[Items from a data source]
============================================================

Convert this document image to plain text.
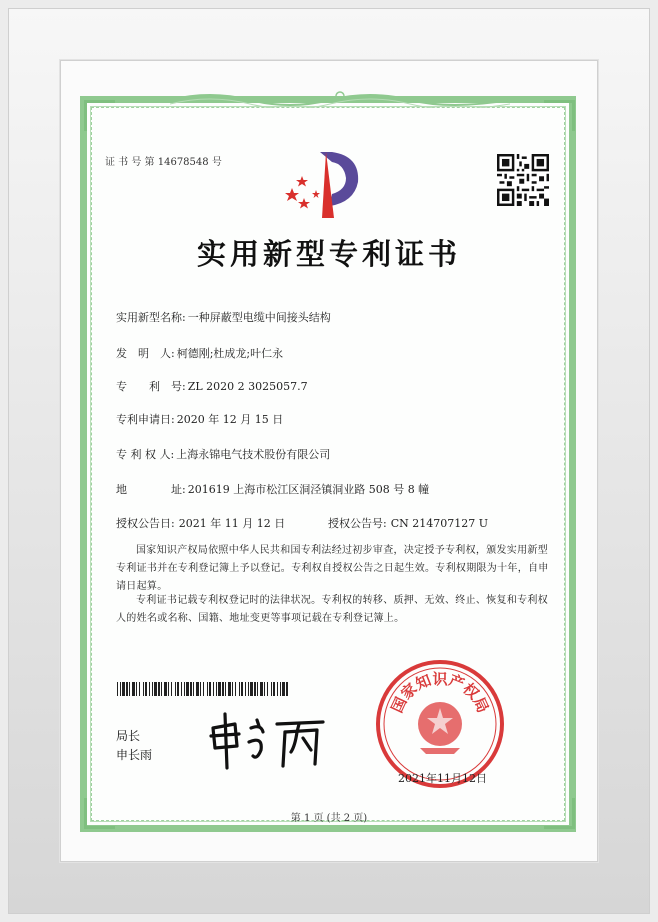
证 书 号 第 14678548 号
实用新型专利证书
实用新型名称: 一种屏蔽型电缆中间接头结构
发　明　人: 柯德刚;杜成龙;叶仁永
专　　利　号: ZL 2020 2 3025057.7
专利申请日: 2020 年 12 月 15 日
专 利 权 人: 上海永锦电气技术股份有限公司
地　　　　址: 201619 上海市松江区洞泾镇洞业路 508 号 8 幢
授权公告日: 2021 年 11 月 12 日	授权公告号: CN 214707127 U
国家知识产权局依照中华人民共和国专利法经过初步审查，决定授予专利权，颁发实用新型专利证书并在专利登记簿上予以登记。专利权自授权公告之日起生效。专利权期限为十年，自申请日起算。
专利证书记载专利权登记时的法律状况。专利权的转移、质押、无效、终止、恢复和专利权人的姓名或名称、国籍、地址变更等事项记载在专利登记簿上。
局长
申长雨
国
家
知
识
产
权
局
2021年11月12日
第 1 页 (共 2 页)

============================================================

Without the pictures, reproduce every line of the records above exactly.

COMPLETED EXERCISE:
Convert this document image to plain text.
证 书 号 第 14678548 号
实用新型专利证书
实用新型名称: 一种屏蔽型电缆中间接头结构
发　明　人: 柯德刚;杜成龙;叶仁永
专　　利　号: ZL 2020 2 3025057.7
专利申请日: 2020 年 12 月 15 日
专 利 权 人: 上海永锦电气技术股份有限公司
地　　　　址: 201619 上海市松江区洞泾镇洞业路 508 号 8 幢
授权公告日: 2021 年 11 月 12 日	授权公告号: CN 214707127 U
国家知识产权局依照中华人民共和国专利法经过初步审查，决定授予专利权，颁发实用新型专利证书并在专利登记簿上予以登记。专利权自授权公告之日起生效。专利权期限为十年，自申请日起算。
专利证书记载专利权登记时的法律状况。专利权的转移、质押、无效、终止、恢复和专利权人的姓名或名称、国籍、地址变更等事项记载在专利登记簿上。
局长
申长雨
国
家
知
识
产
权
局
2021年11月12日
第 1 页 (共 2 页)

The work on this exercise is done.